_Given problem_
A faithful transcription of all the data is required.
## BEGIN
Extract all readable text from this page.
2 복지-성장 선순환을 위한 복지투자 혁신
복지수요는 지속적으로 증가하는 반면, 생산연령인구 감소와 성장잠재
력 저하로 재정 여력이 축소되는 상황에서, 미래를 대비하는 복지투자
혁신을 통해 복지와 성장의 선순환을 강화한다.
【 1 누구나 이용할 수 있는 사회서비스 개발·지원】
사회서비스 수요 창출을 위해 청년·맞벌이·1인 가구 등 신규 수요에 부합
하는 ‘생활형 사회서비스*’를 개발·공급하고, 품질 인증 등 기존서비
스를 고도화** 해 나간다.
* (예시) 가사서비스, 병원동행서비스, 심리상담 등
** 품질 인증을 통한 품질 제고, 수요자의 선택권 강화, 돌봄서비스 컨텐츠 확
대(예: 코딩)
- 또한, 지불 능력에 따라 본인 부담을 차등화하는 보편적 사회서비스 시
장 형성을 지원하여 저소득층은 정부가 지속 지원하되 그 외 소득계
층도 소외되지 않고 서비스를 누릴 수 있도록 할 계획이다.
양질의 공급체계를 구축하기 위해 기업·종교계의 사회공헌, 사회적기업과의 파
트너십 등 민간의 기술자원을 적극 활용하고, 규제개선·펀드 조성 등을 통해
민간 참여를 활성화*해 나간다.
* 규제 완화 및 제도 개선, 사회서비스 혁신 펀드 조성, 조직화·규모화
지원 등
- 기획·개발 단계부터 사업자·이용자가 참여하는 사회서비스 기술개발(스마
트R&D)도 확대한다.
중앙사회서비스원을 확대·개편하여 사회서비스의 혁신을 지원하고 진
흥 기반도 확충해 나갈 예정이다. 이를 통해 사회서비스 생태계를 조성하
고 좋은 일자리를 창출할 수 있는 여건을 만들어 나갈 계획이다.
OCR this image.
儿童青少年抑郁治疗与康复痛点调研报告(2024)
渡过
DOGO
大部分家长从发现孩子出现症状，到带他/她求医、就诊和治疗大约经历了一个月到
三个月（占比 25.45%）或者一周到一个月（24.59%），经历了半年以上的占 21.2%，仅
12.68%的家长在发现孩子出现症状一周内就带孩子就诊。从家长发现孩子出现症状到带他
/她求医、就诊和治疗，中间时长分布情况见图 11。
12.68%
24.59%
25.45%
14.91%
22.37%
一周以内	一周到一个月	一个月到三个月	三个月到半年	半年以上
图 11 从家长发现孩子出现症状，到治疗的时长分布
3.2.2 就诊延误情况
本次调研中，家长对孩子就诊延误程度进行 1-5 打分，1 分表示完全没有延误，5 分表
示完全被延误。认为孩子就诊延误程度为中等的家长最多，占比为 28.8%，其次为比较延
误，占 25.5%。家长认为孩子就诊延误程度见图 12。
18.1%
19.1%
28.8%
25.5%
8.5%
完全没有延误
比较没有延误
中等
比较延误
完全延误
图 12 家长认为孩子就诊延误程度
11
## END
_Finished exercise_
Extract all readable text from this page.
2 복지-성장 선순환을 위한 복지투자 혁신
복지수요는 지속적으로 증가하는 반면, 생산연령인구 감소와 성장잠재
력 저하로 재정 여력이 축소되는 상황에서, 미래를 대비하는 복지투자
혁신을 통해 복지와 성장의 선순환을 강화한다.
【 1 누구나 이용할 수 있는 사회서비스 개발·지원】
사회서비스 수요 창출을 위해 청년·맞벌이·1인 가구 등 신규 수요에 부합
하는 ‘생활형 사회서비스*’를 개발·공급하고, 품질 인증 등 기존서비
스를 고도화** 해 나간다.
* (예시) 가사서비스, 병원동행서비스, 심리상담 등
** 품질 인증을 통한 품질 제고, 수요자의 선택권 강화, 돌봄서비스 컨텐츠 확
대(예: 코딩)
- 또한, 지불 능력에 따라 본인 부담을 차등화하는 보편적 사회서비스 시
장 형성을 지원하여 저소득층은 정부가 지속 지원하되 그 외 소득계
층도 소외되지 않고 서비스를 누릴 수 있도록 할 계획이다.
양질의 공급체계를 구축하기 위해 기업·종교계의 사회공헌, 사회적기업과의 파
트너십 등 민간의 기술자원을 적극 활용하고, 규제개선·펀드 조성 등을 통해
민간 참여를 활성화*해 나간다.
* 규제 완화 및 제도 개선, 사회서비스 혁신 펀드 조성, 조직화·규모화
지원 등
- 기획·개발 단계부터 사업자·이용자가 참여하는 사회서비스 기술개발(스마
트R&D)도 확대한다.
중앙사회서비스원을 확대·개편하여 사회서비스의 혁신을 지원하고 진
흥 기반도 확충해 나갈 예정이다. 이를 통해 사회서비스 생태계를 조성하
고 좋은 일자리를 창출할 수 있는 여건을 만들어 나갈 계획이다.
OCR this image.
儿童青少年抑郁治疗与康复痛点调研报告(2024)
渡过
DOGO
大部分家长从发现孩子出现症状，到带他/她求医、就诊和治疗大约经历了一个月到
三个月（占比 25.45%）或者一周到一个月（24.59%），经历了半年以上的占 21.2%，仅
12.68%的家长在发现孩子出现症状一周内就带孩子就诊。从家长发现孩子出现症状到带他
/她求医、就诊和治疗，中间时长分布情况见图 11。
12.68%
24.59%
25.45%
14.91%
22.37%
一周以内	一周到一个月	一个月到三个月	三个月到半年	半年以上
图 11 从家长发现孩子出现症状，到治疗的时长分布
3.2.2 就诊延误情况
本次调研中，家长对孩子就诊延误程度进行 1-5 打分，1 分表示完全没有延误，5 分表
示完全被延误。认为孩子就诊延误程度为中等的家长最多，占比为 28.8%，其次为比较延
误，占 25.5%。家长认为孩子就诊延误程度见图 12。
18.1%
19.1%
28.8%
25.5%
8.5%
完全没有延误
比较没有延误
中等
比较延误
完全延误
图 12 家长认为孩子就诊延误程度
11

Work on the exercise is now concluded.